◆ PROMPT
Verbatim output of all the material below is required.

----- SUPPLIED DATA -----

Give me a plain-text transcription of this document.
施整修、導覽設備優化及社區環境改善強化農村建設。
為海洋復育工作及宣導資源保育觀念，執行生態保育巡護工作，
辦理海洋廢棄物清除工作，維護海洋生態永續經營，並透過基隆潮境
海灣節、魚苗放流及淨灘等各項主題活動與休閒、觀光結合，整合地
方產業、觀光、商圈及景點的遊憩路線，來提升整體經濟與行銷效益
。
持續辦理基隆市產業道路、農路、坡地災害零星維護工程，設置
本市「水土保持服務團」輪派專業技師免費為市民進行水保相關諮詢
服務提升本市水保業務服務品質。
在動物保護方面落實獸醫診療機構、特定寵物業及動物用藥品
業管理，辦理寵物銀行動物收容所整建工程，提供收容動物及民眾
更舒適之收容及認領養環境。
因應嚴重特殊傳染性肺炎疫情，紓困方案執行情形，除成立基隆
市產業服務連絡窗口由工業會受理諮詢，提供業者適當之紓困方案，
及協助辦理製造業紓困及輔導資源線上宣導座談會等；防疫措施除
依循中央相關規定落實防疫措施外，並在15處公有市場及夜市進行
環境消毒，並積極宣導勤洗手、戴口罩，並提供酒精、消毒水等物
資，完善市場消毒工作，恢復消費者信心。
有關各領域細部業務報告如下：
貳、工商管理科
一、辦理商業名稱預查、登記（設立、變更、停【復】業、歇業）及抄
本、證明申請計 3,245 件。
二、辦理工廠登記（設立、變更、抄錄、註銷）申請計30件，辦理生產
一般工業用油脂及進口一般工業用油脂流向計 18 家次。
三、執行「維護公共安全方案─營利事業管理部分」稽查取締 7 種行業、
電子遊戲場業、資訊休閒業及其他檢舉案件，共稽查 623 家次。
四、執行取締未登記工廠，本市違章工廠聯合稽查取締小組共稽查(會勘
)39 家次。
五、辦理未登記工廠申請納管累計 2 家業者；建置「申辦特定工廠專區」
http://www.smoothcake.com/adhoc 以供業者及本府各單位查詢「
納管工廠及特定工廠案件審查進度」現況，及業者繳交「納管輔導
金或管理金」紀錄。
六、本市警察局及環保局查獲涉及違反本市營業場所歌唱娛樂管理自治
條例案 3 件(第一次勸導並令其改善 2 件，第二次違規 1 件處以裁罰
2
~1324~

-----

◆ IN RESPONSE
Give me a plain-text transcription of this document.
施整修、導覽設備優化及社區環境改善強化農村建設。
為海洋復育工作及宣導資源保育觀念，執行生態保育巡護工作，
辦理海洋廢棄物清除工作，維護海洋生態永續經營，並透過基隆潮境
海灣節、魚苗放流及淨灘等各項主題活動與休閒、觀光結合，整合地
方產業、觀光、商圈及景點的遊憩路線，來提升整體經濟與行銷效益
。
持續辦理基隆市產業道路、農路、坡地災害零星維護工程，設置
本市「水土保持服務團」輪派專業技師免費為市民進行水保相關諮詢
服務提升本市水保業務服務品質。
在動物保護方面落實獸醫診療機構、特定寵物業及動物用藥品
業管理，辦理寵物銀行動物收容所整建工程，提供收容動物及民眾
更舒適之收容及認領養環境。
因應嚴重特殊傳染性肺炎疫情，紓困方案執行情形，除成立基隆
市產業服務連絡窗口由工業會受理諮詢，提供業者適當之紓困方案，
及協助辦理製造業紓困及輔導資源線上宣導座談會等；防疫措施除
依循中央相關規定落實防疫措施外，並在15處公有市場及夜市進行
環境消毒，並積極宣導勤洗手、戴口罩，並提供酒精、消毒水等物
資，完善市場消毒工作，恢復消費者信心。
有關各領域細部業務報告如下：
貳、工商管理科
一、辦理商業名稱預查、登記（設立、變更、停【復】業、歇業）及抄
本、證明申請計 3,245 件。
二、辦理工廠登記（設立、變更、抄錄、註銷）申請計30件，辦理生產
一般工業用油脂及進口一般工業用油脂流向計 18 家次。
三、執行「維護公共安全方案─營利事業管理部分」稽查取締 7 種行業、
電子遊戲場業、資訊休閒業及其他檢舉案件，共稽查 623 家次。
四、執行取締未登記工廠，本市違章工廠聯合稽查取締小組共稽查(會勘
)39 家次。
五、辦理未登記工廠申請納管累計 2 家業者；建置「申辦特定工廠專區」
http://www.smoothcake.com/adhoc 以供業者及本府各單位查詢「
納管工廠及特定工廠案件審查進度」現況，及業者繳交「納管輔導
金或管理金」紀錄。
六、本市警察局及環保局查獲涉及違反本市營業場所歌唱娛樂管理自治
條例案 3 件(第一次勸導並令其改善 2 件，第二次違規 1 件處以裁罰
2
~1324~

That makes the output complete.